Seitentext:
━━━━━━━━

Damit stosse ich dann im OB1 den FC125 an. Ich glaube so oder so ähnlich steht es in der Berschreibung auch drin.

Fällt jetzt ein Teilnehmer aus wird der OB86 1x aufgerufen und anschliessend im OB1 der FC125 aktiviert.

Nach der Bearbeitung des FC125 wird das Bit wieder zurückgesetzt.


Wenn Du noch fragen hast dann frag  


Grüsse

Axel


----------



## Flo-1- (9 August 2007)

Zu dem Bausteinen gibt es auch noch eine Hilfe (exe, selbst extrahierend), wo die jeweiligen Parameter beschrieben sind und es gibt auch Beispiele.

In dem Step7 Manager befindet sich eine wunderschöne Hilfe.

einfach mal, wenn du den ob86 markiert hast, "F1" drücken.

mfg, flo


----------



## extrusion1982 (9 August 2007)

━━━━━━━━

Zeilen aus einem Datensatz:
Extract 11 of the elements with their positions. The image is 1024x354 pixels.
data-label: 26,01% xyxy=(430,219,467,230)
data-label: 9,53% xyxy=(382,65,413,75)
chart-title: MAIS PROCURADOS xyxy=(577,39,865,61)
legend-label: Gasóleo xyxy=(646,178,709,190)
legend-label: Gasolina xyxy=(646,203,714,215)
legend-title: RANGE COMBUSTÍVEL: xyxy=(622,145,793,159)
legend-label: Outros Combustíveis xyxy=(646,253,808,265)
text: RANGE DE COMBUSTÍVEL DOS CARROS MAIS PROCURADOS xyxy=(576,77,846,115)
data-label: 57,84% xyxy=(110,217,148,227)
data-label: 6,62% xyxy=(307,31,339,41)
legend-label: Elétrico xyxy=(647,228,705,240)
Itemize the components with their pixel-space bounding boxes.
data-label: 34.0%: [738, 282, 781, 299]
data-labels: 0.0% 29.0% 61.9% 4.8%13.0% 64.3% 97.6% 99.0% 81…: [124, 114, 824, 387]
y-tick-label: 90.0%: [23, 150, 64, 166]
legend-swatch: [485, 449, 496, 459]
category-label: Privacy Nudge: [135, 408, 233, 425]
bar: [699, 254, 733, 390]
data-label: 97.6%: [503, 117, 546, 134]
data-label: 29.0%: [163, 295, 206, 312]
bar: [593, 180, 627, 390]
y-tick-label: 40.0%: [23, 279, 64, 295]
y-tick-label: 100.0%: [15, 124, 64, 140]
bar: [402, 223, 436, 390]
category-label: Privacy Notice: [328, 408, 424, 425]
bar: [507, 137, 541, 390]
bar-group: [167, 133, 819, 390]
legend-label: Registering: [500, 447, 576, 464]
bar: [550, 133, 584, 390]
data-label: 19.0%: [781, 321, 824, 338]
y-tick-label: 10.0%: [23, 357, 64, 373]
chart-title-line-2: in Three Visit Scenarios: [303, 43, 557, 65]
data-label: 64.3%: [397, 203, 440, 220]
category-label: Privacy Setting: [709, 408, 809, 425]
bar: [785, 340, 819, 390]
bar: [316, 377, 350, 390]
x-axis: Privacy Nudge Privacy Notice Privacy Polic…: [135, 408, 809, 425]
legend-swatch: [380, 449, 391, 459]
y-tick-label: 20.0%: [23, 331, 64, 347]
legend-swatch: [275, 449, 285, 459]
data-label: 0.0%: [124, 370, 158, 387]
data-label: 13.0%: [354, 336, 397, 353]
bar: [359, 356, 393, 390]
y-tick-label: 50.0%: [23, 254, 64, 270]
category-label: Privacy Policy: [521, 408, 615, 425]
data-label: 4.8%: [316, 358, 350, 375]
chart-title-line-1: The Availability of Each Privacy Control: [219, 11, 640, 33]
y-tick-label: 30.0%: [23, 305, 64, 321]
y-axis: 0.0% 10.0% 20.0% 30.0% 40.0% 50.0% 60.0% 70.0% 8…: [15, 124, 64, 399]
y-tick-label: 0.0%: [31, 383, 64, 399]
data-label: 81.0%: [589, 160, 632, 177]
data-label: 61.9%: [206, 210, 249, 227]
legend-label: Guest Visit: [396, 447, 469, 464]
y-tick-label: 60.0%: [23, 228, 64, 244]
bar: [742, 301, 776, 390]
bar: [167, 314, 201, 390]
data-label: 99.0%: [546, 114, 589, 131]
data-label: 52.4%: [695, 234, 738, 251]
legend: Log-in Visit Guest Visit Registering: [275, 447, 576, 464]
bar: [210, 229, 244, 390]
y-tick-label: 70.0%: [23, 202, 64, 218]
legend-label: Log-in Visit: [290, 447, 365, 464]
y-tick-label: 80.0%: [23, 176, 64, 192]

━━━━━━━━

Schriftliche Aufgabe:
Was geschieht laut der Forendiskussion zum OB86 mit dem Bit, nachdem der FC125 bearbeitet wurde?

Antwort zur Aufgabe:
Das Bit wird wieder zurückgesetzt.